Le Corner
·30 septembre 2021
Le Corner
·30 septembre 2021
Dans les années 1990, le football scandinave est au sommet de son art. Le Danemark fait office de pilier, avec l’essor dans les années 80 du jeune Michael Laudrup et de son portier légendaire Peter Schmeichel, et crée la surprise en remportant l’Euro 1992. La Suède aussi fait forte impression, en atteignant les demi-finales de l’Euro 1992 et de la Coupe du Monde 1994, défaite par le Brésil. Mais cette décennie sera également marquée par le petit poucet scandinave, la Norvège, avec à sa tête un homme : Egil Olsen.

▶ [Enregistrements]:
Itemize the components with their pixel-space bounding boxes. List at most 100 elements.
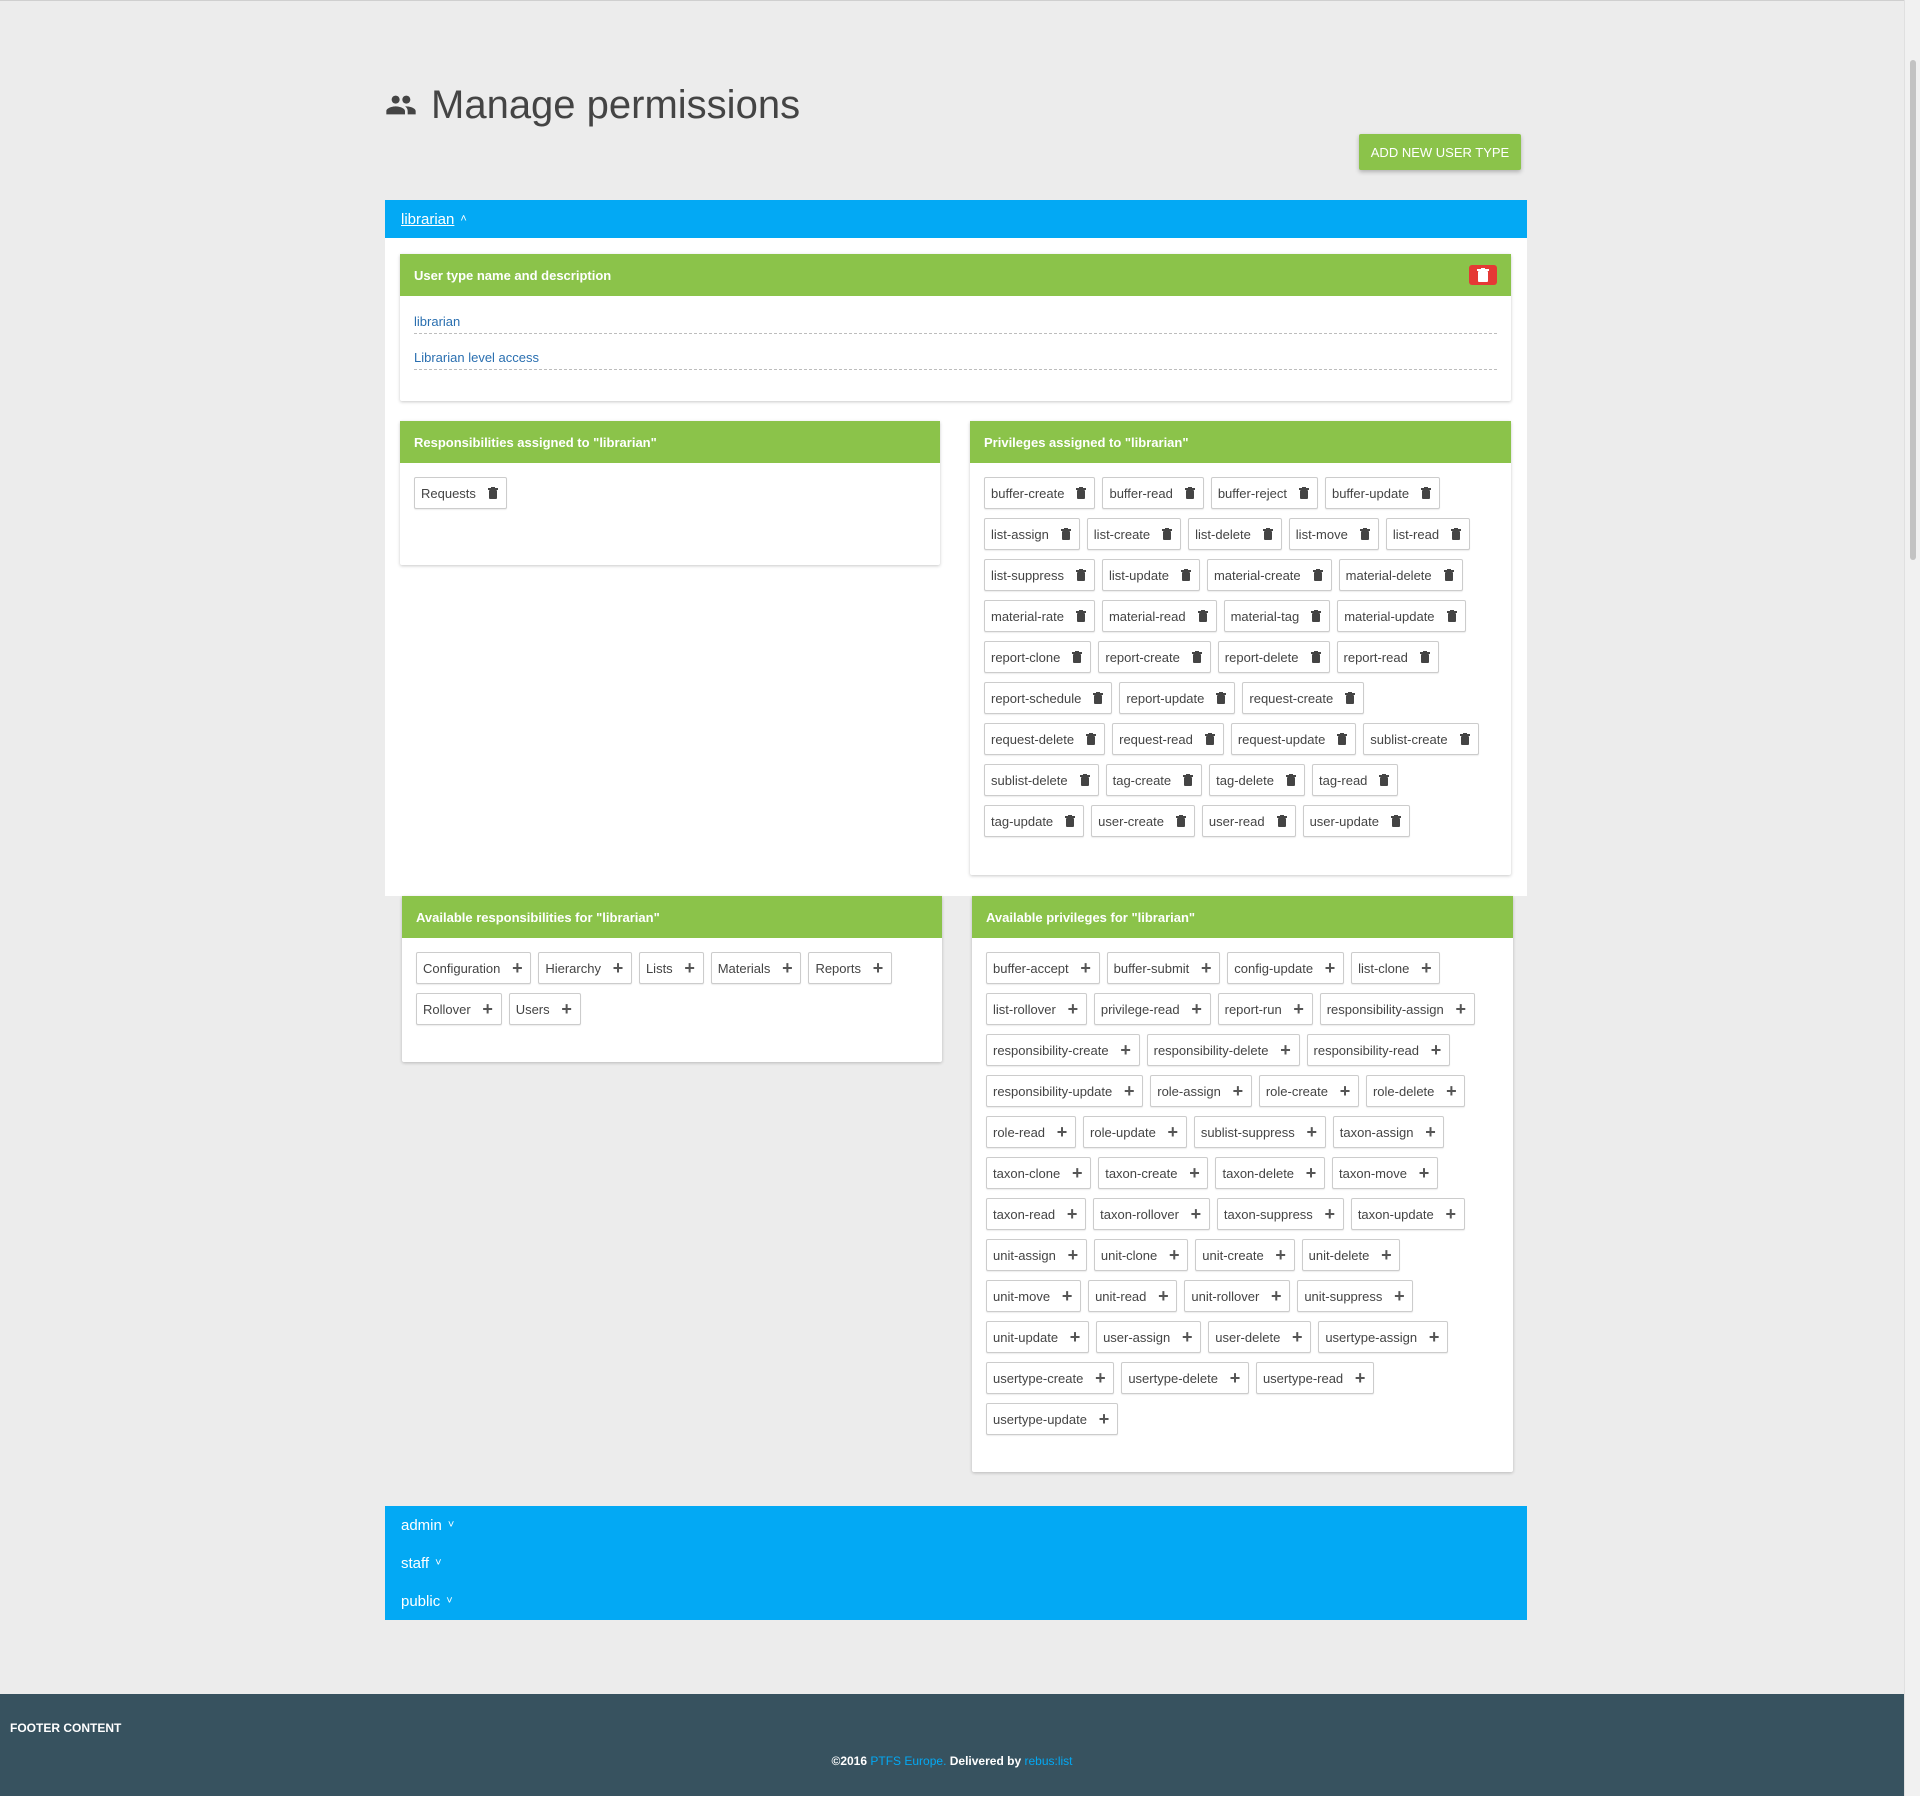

==

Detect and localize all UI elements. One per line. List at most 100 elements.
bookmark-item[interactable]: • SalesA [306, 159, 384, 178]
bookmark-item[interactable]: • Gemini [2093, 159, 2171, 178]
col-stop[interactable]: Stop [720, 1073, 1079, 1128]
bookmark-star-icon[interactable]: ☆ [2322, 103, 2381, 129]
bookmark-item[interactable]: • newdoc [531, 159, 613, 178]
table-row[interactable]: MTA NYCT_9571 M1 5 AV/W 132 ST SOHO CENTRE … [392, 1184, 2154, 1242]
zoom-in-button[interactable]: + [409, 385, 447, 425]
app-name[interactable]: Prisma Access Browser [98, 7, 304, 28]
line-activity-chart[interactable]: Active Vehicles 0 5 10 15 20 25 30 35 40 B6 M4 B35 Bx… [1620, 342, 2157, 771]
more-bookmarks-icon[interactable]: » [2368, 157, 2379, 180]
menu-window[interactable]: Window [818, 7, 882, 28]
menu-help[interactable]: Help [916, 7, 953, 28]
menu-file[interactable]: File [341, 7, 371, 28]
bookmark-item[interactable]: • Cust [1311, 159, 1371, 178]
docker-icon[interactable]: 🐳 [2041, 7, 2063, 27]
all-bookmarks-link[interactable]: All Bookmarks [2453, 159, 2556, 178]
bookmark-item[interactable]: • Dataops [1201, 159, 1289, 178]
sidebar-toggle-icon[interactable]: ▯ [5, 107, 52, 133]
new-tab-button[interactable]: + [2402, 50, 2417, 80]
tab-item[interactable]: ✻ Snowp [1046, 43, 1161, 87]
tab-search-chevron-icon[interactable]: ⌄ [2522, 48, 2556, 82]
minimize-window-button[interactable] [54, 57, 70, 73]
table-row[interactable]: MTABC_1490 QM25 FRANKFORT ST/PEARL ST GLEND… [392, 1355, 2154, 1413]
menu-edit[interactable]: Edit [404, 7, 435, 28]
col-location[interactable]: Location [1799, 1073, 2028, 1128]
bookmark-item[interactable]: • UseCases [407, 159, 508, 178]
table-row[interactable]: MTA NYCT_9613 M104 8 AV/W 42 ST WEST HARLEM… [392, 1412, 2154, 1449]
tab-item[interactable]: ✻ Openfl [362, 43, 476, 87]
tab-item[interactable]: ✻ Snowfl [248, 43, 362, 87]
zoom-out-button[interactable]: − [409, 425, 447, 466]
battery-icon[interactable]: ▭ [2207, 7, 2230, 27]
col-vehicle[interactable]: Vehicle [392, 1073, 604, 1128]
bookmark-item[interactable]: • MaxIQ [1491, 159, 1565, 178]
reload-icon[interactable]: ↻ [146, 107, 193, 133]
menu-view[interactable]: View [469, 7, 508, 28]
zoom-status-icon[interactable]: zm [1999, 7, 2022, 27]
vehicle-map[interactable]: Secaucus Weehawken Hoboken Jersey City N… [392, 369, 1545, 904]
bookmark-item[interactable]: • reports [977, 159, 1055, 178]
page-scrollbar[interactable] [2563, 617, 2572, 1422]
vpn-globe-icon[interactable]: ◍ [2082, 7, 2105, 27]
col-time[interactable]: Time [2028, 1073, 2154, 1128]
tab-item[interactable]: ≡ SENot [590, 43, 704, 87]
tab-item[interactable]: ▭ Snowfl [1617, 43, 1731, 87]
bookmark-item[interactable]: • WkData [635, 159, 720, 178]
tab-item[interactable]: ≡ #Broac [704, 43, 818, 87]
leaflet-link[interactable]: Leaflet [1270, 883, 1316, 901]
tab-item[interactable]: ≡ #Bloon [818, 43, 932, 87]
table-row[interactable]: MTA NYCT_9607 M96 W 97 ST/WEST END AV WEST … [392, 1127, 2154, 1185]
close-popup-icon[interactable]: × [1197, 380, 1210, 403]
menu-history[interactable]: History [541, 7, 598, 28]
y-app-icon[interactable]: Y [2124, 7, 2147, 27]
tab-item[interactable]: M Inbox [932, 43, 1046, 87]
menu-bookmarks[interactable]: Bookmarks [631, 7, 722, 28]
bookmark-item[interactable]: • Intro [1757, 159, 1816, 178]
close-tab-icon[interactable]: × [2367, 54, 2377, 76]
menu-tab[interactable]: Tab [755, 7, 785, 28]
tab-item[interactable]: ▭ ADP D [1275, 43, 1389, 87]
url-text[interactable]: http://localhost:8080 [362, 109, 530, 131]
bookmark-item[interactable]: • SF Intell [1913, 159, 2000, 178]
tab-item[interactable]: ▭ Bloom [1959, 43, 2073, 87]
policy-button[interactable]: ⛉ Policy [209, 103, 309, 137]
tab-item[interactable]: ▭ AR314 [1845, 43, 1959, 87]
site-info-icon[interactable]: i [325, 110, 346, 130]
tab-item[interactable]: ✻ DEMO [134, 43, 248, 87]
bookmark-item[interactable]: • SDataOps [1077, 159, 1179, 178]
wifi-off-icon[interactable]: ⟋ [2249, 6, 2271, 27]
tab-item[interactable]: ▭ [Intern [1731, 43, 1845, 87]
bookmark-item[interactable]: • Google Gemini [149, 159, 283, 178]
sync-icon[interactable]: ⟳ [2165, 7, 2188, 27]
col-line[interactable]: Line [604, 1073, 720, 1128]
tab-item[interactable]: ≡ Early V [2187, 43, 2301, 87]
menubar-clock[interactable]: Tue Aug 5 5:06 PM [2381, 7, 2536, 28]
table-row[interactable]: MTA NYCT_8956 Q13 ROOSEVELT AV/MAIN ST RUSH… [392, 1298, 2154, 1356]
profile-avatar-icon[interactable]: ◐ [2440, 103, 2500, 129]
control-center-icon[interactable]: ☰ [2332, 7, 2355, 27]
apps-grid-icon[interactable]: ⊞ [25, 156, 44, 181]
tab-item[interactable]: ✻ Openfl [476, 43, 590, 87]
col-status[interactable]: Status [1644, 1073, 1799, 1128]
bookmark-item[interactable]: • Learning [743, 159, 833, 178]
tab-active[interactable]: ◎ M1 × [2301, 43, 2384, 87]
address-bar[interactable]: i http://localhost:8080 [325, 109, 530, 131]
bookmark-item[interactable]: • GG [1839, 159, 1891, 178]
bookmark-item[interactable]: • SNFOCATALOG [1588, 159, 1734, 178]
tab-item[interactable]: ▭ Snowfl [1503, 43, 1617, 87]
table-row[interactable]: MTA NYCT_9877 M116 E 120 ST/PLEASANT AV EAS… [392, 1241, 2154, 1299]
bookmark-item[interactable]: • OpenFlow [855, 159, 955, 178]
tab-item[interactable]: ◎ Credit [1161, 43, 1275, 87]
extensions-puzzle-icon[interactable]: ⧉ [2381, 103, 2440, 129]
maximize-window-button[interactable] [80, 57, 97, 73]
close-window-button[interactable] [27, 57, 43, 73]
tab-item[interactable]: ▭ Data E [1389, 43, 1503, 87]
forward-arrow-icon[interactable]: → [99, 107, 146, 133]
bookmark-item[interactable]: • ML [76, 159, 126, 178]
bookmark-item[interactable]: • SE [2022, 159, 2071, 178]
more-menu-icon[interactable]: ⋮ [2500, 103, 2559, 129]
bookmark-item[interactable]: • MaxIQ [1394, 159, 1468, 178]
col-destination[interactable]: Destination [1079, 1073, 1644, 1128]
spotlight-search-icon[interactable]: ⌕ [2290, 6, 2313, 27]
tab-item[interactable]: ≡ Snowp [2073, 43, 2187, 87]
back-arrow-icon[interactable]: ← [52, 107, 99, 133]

--

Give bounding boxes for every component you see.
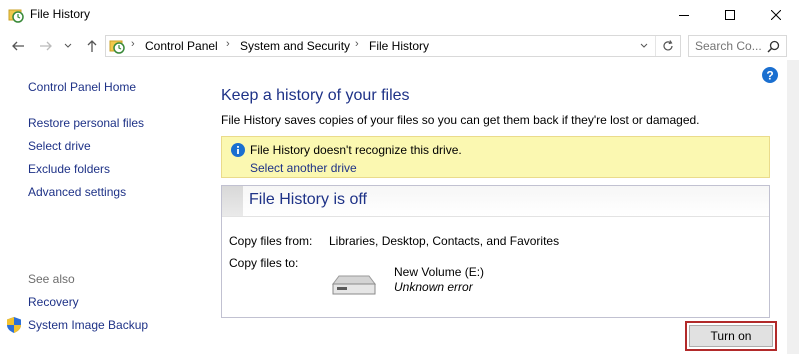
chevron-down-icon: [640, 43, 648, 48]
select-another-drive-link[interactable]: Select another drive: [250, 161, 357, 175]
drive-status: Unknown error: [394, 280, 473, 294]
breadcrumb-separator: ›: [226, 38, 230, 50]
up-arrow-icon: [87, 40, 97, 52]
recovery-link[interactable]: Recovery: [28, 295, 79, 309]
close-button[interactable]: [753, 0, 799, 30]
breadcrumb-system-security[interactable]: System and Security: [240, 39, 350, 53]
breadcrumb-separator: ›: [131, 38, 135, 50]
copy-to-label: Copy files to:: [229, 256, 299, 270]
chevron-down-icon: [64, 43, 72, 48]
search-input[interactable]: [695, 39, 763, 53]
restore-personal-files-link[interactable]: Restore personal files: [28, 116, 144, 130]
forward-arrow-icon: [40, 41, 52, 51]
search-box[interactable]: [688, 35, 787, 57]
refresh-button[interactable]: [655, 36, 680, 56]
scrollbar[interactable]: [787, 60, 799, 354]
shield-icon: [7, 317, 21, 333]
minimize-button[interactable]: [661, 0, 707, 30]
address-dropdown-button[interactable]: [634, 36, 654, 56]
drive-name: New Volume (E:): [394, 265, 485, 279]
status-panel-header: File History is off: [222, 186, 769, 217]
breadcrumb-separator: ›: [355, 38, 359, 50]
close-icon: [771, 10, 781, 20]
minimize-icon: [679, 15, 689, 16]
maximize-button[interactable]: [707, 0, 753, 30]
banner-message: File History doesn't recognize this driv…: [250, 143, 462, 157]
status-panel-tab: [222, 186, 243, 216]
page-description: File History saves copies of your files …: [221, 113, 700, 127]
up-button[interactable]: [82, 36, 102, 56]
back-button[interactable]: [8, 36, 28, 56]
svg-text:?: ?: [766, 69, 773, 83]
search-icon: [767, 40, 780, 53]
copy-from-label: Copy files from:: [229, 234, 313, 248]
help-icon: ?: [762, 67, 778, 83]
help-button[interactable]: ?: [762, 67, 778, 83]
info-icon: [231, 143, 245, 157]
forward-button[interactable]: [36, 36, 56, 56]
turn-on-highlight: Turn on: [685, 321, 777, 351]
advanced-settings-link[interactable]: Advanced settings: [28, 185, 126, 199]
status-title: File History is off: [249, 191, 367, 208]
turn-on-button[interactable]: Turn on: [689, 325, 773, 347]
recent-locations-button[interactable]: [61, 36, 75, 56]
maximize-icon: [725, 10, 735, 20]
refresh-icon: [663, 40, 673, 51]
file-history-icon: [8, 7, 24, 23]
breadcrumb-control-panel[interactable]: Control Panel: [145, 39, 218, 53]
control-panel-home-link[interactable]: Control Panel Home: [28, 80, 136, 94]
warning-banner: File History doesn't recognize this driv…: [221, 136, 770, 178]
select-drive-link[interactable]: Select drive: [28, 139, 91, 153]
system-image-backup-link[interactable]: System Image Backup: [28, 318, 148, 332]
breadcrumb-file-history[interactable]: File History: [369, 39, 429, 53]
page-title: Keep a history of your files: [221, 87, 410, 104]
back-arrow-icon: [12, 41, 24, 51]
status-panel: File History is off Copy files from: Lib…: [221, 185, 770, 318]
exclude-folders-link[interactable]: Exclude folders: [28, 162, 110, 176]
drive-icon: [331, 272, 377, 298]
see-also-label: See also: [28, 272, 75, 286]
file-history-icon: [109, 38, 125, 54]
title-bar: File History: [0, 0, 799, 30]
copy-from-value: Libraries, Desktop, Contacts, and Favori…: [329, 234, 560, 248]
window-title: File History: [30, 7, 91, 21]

▶ [Consigne]: D'après le texte sur le football scandinave des années 1990, quelle compétition le Danemark a-t-il remportée ?

▶ [Réponse]: L'Euro 1992.